* EXERCISE *
All records are to be retyped faithfully and completely.
..............................
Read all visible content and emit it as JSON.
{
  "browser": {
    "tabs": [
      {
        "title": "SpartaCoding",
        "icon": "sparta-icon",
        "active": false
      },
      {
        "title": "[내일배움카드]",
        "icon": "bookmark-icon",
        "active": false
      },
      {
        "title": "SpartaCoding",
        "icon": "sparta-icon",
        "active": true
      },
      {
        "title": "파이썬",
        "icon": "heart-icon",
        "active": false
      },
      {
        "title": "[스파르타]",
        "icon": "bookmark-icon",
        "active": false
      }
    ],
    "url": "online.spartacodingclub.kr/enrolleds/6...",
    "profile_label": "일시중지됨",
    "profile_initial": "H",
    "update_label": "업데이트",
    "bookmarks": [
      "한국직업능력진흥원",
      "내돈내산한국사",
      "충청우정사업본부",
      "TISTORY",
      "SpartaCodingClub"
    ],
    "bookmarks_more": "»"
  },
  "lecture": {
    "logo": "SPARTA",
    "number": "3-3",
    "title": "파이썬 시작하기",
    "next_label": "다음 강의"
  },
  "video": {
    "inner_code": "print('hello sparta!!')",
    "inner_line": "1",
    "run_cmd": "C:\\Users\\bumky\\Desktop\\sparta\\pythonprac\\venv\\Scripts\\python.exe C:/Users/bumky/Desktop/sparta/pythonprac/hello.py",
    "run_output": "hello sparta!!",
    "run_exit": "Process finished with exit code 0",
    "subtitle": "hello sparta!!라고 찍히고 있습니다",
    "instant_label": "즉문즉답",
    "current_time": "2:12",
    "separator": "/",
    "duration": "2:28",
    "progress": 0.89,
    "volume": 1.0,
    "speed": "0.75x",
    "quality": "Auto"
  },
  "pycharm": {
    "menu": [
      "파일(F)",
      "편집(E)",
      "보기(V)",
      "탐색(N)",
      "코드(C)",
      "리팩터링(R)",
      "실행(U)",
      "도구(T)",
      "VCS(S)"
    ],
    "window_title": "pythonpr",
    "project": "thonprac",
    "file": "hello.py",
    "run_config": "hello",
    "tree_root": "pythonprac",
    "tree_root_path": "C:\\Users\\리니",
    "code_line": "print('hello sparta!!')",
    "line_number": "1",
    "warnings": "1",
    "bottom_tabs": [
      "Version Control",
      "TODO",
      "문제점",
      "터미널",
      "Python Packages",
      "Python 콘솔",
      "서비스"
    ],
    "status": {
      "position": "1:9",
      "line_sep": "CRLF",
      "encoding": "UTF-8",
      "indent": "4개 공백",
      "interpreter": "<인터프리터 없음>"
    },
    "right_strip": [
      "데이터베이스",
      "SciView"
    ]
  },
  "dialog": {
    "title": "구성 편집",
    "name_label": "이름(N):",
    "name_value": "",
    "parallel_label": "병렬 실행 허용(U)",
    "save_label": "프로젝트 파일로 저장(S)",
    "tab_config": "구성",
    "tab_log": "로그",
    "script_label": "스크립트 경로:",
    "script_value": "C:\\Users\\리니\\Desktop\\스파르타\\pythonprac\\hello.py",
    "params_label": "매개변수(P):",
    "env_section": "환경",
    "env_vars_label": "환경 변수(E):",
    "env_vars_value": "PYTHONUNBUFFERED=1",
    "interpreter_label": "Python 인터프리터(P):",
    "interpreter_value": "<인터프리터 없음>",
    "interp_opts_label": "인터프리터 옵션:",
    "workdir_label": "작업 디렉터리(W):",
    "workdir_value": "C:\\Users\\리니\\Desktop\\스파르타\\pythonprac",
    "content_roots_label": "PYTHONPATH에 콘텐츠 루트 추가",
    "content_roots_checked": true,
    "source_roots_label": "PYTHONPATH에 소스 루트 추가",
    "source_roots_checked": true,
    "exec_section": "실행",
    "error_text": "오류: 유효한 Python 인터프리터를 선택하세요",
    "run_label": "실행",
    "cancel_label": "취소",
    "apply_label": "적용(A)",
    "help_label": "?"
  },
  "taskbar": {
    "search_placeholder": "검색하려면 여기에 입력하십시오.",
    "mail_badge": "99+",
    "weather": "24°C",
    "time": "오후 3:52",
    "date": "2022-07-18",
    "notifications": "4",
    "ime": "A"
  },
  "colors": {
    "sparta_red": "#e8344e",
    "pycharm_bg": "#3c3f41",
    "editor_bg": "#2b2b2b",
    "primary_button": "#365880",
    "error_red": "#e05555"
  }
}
..............................
* ANSWER TO THIS EXERCISE *
Read all visible content and emit it as JSON.
{
  "browser": {
    "tabs": [
      {
        "title": "SpartaCoding",
        "icon": "sparta-icon",
        "active": false
      },
      {
        "title": "[내일배움카드]",
        "icon": "bookmark-icon",
        "active": false
      },
      {
        "title": "SpartaCoding",
        "icon": "sparta-icon",
        "active": true
      },
      {
        "title": "파이썬",
        "icon": "heart-icon",
        "active": false
      },
      {
        "title": "[스파르타]",
        "icon": "bookmark-icon",
        "active": false
      }
    ],
    "url": "online.spartacodingclub.kr/enrolleds/6...",
    "profile_label": "일시중지됨",
    "profile_initial": "H",
    "update_label": "업데이트",
    "bookmarks": [
      "한국직업능력진흥원",
      "내돈내산한국사",
      "충청우정사업본부",
      "TISTORY",
      "SpartaCodingClub"
    ],
    "bookmarks_more": "»"
  },
  "lecture": {
    "logo": "SPARTA",
    "number": "3-3",
    "title": "파이썬 시작하기",
    "next_label": "다음 강의"
  },
  "video": {
    "inner_code": "print('hello sparta!!')",
    "inner_line": "1",
    "run_cmd": "C:\\Users\\bumky\\Desktop\\sparta\\pythonprac\\venv\\Scripts\\python.exe C:/Users/bumky/Desktop/sparta/pythonprac/hello.py",
    "run_output": "hello sparta!!",
    "run_exit": "Process finished with exit code 0",
    "subtitle": "hello sparta!!라고 찍히고 있습니다",
    "instant_label": "즉문즉답",
    "current_time": "2:12",
    "separator": "/",
    "duration": "2:28",
    "progress": 0.89,
    "volume": 1.0,
    "speed": "0.75x",
    "quality": "Auto"
  },
  "pycharm": {
    "menu": [
      "파일(F)",
      "편집(E)",
      "보기(V)",
      "탐색(N)",
      "코드(C)",
      "리팩터링(R)",
      "실행(U)",
      "도구(T)",
      "VCS(S)"
    ],
    "window_title": "pythonpr",
    "project": "thonprac",
    "file": "hello.py",
    "run_config": "hello",
    "tree_root": "pythonprac",
    "tree_root_path": "C:\\Users\\리니",
    "code_line": "print('hello sparta!!')",
    "line_number": "1",
    "warnings": "1",
    "bottom_tabs": [
      "Version Control",
      "TODO",
      "문제점",
      "터미널",
      "Python Packages",
      "Python 콘솔",
      "서비스"
    ],
    "status": {
      "position": "1:9",
      "line_sep": "CRLF",
      "encoding": "UTF-8",
      "indent": "4개 공백",
      "interpreter": "<인터프리터 없음>"
    },
    "right_strip": [
      "데이터베이스",
      "SciView"
    ]
  },
  "dialog": {
    "title": "구성 편집",
    "name_label": "이름(N):",
    "name_value": "",
    "parallel_label": "병렬 실행 허용(U)",
    "save_label": "프로젝트 파일로 저장(S)",
    "tab_config": "구성",
    "tab_log": "로그",
    "script_label": "스크립트 경로:",
    "script_value": "C:\\Users\\리니\\Desktop\\스파르타\\pythonprac\\hello.py",
    "params_label": "매개변수(P):",
    "env_section": "환경",
    "env_vars_label": "환경 변수(E):",
    "env_vars_value": "PYTHONUNBUFFERED=1",
    "interpreter_label": "Python 인터프리터(P):",
    "interpreter_value": "<인터프리터 없음>",
    "interp_opts_label": "인터프리터 옵션:",
    "workdir_label": "작업 디렉터리(W):",
    "workdir_value": "C:\\Users\\리니\\Desktop\\스파르타\\pythonprac",
    "content_roots_label": "PYTHONPATH에 콘텐츠 루트 추가",
    "content_roots_checked": true,
    "source_roots_label": "PYTHONPATH에 소스 루트 추가",
    "source_roots_checked": true,
    "exec_section": "실행",
    "error_text": "오류: 유효한 Python 인터프리터를 선택하세요",
    "run_label": "실행",
    "cancel_label": "취소",
    "apply_label": "적용(A)",
    "help_label": "?"
  },
  "taskbar": {
    "search_placeholder": "검색하려면 여기에 입력하십시오.",
    "mail_badge": "99+",
    "weather": "24°C",
    "time": "오후 3:52",
    "date": "2022-07-18",
    "notifications": "4",
    "ime": "A"
  },
  "colors": {
    "sparta_red": "#e8344e",
    "pycharm_bg": "#3c3f41",
    "editor_bg": "#2b2b2b",
    "primary_button": "#365880",
    "error_red": "#e05555"
  }
}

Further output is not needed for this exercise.